Instructions to follow: Select, from the material below, each line with "ylabel" in it.
Start of Information shown
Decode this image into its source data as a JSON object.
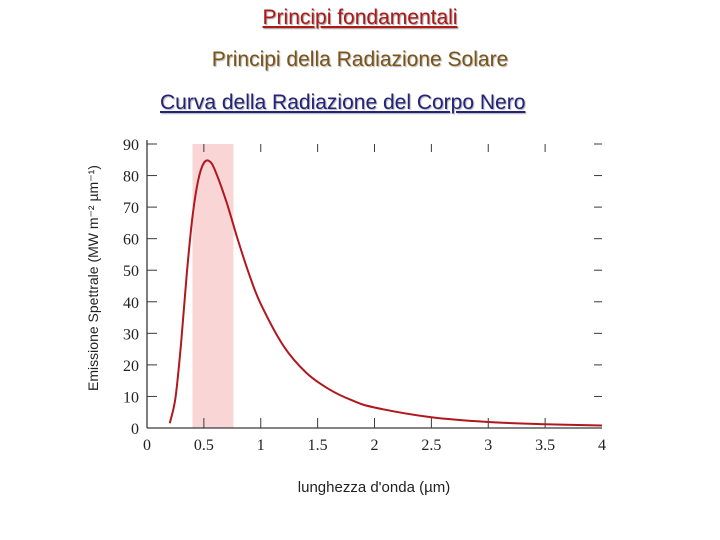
{
  "slide": {
    "title": "Principi fondamentali",
    "subtitle": "Principi della Radiazione Solare",
    "chart_heading": "Curva della Radiazione del Corpo Nero"
  },
  "colors": {
    "title": "#b01818",
    "subtitle": "#7a5418",
    "chart_heading": "#23237a",
    "curve": "#b0181e",
    "band": "#f9d5d5",
    "axis": "#3a3a3a"
  },
  "chart_data": {
    "type": "line",
    "title": "Curva della Radiazione del Corpo Nero",
    "xlabel": "lunghezza d'onda (µm)",
    "ylabel": "Emissione Spettrale (MW m⁻² µm⁻¹)",
    "xlim": [
      0,
      4
    ],
    "ylim": [
      0,
      90
    ],
    "x_ticks": [
      "0",
      "0.5",
      "1",
      "1.5",
      "2",
      "2.5",
      "3",
      "3.5",
      "4"
    ],
    "y_ticks": [
      "0",
      "10",
      "20",
      "30",
      "40",
      "50",
      "60",
      "70",
      "80",
      "90"
    ],
    "highlight_band": {
      "x_start": 0.4,
      "x_end": 0.76
    },
    "series": [
      {
        "x": [
          0.2,
          0.25,
          0.3,
          0.35,
          0.4,
          0.45,
          0.5,
          0.55,
          0.6,
          0.7,
          0.8,
          0.9,
          1.0,
          1.2,
          1.4,
          1.6,
          1.8,
          2.0,
          2.5,
          3.0,
          3.5,
          4.0
        ],
        "y": [
          1.5,
          9.5,
          27,
          49,
          67,
          78.5,
          84,
          84.5,
          81.5,
          71.5,
          59.5,
          48.5,
          39.3,
          26,
          17.5,
          12.3,
          8.8,
          6.5,
          3.4,
          1.9,
          1.2,
          0.8
        ]
      }
    ]
  }
}
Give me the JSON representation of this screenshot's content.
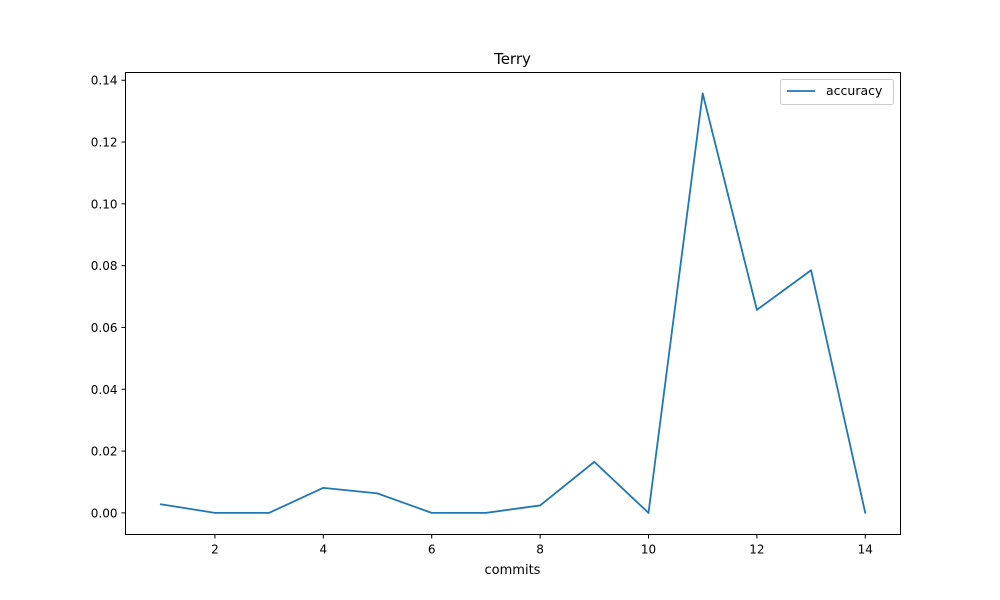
{
  "chart_data": {
    "type": "line",
    "title": "Terry",
    "xlabel": "commits",
    "ylabel": "",
    "xlim": [
      0.35,
      14.65
    ],
    "ylim": [
      -0.007,
      0.1425
    ],
    "xticks": [
      2,
      4,
      6,
      8,
      10,
      12,
      14
    ],
    "yticks": [
      0.0,
      0.02,
      0.04,
      0.06,
      0.08,
      0.1,
      0.12,
      0.14
    ],
    "ytick_labels": [
      "0.00",
      "0.02",
      "0.04",
      "0.06",
      "0.08",
      "0.10",
      "0.12",
      "0.14"
    ],
    "grid": false,
    "legend_position": "top-right",
    "x": [
      1,
      2,
      3,
      4,
      5,
      6,
      7,
      8,
      9,
      10,
      11,
      12,
      13,
      14
    ],
    "series": [
      {
        "name": "accuracy",
        "color": "#1f77b4",
        "values": [
          0.0028,
          0.0,
          0.0,
          0.0081,
          0.0063,
          0.0,
          0.0,
          0.0024,
          0.0165,
          0.0,
          0.1357,
          0.0657,
          0.0785,
          0.0
        ]
      }
    ]
  }
}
End of Information shown
Output for this task:
    "ylabel": "Emissione Spettrale (MW m⁻² µm⁻¹)",
    "ylabel": "",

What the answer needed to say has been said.